→ **What is being asked**:
State how many lines in the records below include the word "ihren". Give nothing but that number.

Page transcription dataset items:
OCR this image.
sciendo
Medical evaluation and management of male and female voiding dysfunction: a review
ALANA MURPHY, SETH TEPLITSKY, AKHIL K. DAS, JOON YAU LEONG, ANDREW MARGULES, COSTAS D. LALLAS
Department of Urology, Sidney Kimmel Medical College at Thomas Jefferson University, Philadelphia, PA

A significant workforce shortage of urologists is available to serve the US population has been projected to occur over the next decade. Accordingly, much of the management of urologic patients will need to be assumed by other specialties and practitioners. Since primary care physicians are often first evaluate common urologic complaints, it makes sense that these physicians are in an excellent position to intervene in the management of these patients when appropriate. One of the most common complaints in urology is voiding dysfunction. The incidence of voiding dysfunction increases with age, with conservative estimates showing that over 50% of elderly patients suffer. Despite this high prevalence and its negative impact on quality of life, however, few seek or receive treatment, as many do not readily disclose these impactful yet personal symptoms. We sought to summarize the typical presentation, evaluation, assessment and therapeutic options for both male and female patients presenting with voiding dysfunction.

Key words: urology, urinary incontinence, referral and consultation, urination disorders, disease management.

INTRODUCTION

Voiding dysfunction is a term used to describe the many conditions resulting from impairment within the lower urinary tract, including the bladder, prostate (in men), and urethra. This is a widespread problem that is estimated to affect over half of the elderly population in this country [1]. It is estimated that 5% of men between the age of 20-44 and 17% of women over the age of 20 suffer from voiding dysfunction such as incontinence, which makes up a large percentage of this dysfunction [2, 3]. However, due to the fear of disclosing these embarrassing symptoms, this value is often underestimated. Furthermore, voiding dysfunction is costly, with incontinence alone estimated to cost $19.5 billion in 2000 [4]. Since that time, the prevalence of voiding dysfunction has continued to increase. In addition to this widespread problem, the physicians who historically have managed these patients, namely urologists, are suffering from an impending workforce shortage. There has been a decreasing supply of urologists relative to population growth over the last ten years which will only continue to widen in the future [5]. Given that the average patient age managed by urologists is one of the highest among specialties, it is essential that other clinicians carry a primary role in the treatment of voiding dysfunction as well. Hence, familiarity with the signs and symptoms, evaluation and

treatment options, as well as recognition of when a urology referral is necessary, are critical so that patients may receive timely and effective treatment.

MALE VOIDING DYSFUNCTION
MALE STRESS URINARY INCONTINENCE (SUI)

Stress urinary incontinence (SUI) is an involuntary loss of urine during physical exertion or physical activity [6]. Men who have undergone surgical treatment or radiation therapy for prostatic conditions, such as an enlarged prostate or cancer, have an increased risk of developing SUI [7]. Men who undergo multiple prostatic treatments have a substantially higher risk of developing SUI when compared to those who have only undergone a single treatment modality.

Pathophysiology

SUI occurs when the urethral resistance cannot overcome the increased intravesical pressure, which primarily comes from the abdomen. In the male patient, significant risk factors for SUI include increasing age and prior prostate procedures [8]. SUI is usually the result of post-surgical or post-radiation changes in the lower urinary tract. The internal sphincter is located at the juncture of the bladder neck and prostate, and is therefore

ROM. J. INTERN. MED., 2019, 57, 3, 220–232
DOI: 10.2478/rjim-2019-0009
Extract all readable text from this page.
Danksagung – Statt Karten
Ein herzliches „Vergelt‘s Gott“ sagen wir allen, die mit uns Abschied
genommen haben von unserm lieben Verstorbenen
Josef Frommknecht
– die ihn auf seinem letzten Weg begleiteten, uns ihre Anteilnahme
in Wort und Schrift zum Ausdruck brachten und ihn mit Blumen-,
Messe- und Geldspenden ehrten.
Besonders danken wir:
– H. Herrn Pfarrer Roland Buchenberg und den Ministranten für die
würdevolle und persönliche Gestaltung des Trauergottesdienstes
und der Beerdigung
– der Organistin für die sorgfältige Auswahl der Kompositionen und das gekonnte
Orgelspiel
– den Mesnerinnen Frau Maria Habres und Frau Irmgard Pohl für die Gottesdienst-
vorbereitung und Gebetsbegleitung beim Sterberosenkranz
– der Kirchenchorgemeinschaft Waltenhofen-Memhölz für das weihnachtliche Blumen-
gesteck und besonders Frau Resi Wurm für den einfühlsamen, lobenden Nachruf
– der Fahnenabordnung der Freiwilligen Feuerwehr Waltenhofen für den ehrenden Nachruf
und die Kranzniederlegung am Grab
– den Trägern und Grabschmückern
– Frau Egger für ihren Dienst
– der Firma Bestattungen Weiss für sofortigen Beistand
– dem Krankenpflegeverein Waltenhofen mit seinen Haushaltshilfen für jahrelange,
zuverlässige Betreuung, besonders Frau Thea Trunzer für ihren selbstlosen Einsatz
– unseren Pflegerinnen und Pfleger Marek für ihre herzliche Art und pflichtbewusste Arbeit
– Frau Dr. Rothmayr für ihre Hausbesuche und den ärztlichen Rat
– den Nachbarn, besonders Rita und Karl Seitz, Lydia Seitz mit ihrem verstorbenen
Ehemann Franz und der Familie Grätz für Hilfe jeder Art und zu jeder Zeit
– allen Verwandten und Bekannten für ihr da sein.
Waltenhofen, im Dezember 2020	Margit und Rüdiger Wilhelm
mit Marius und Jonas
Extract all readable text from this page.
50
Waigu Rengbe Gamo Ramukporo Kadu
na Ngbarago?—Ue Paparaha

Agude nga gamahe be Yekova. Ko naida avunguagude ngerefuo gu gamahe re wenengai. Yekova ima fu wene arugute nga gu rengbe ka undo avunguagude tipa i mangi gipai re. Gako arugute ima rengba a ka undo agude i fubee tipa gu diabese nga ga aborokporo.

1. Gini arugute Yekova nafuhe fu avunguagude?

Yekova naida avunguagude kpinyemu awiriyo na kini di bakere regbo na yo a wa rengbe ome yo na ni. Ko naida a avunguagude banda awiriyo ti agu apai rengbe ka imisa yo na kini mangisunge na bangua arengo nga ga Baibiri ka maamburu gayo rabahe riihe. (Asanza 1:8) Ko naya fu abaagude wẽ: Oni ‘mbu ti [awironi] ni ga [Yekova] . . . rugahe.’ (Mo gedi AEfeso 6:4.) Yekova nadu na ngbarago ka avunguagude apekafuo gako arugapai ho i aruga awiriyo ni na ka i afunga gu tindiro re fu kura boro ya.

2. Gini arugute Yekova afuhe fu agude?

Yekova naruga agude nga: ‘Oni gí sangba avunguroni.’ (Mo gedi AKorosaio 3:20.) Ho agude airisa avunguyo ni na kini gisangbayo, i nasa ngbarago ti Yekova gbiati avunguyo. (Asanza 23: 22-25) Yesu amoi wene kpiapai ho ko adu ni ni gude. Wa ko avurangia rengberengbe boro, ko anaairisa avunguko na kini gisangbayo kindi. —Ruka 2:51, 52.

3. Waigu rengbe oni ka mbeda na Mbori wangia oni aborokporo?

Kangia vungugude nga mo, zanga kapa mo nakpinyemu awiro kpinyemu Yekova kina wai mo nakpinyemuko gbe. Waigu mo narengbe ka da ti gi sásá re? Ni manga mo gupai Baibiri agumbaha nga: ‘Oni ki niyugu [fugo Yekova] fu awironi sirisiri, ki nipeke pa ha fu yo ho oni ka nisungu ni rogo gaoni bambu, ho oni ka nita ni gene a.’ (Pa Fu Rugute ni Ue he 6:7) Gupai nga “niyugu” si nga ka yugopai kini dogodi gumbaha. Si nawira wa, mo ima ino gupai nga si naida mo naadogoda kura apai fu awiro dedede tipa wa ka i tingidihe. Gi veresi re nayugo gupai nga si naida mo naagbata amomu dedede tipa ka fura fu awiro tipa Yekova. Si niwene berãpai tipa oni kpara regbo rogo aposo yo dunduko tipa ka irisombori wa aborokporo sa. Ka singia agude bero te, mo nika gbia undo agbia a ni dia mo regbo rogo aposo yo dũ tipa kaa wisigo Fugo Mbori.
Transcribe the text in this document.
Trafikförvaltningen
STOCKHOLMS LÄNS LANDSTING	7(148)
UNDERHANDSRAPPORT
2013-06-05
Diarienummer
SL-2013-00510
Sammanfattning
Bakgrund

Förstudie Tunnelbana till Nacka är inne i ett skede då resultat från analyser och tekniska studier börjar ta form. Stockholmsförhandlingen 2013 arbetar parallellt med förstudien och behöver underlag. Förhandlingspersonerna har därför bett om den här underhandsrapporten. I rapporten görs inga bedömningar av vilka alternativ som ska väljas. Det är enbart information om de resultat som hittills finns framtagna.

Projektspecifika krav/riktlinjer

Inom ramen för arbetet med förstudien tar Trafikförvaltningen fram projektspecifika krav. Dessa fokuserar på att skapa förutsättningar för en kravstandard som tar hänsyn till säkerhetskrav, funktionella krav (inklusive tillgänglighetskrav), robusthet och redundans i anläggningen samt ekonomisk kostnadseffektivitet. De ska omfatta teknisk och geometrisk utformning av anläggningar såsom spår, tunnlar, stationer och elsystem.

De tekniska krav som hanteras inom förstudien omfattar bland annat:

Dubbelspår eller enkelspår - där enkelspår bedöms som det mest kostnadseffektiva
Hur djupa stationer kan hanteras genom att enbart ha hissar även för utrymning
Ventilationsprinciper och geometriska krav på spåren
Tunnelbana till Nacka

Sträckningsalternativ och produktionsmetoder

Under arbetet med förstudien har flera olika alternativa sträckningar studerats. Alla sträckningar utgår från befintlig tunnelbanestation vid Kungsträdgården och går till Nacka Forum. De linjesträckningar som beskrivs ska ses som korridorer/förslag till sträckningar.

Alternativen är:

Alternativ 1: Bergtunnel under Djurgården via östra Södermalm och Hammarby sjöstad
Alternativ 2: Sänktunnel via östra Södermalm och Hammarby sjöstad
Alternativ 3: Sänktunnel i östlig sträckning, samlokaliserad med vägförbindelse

→ **Answer to this problem**:
2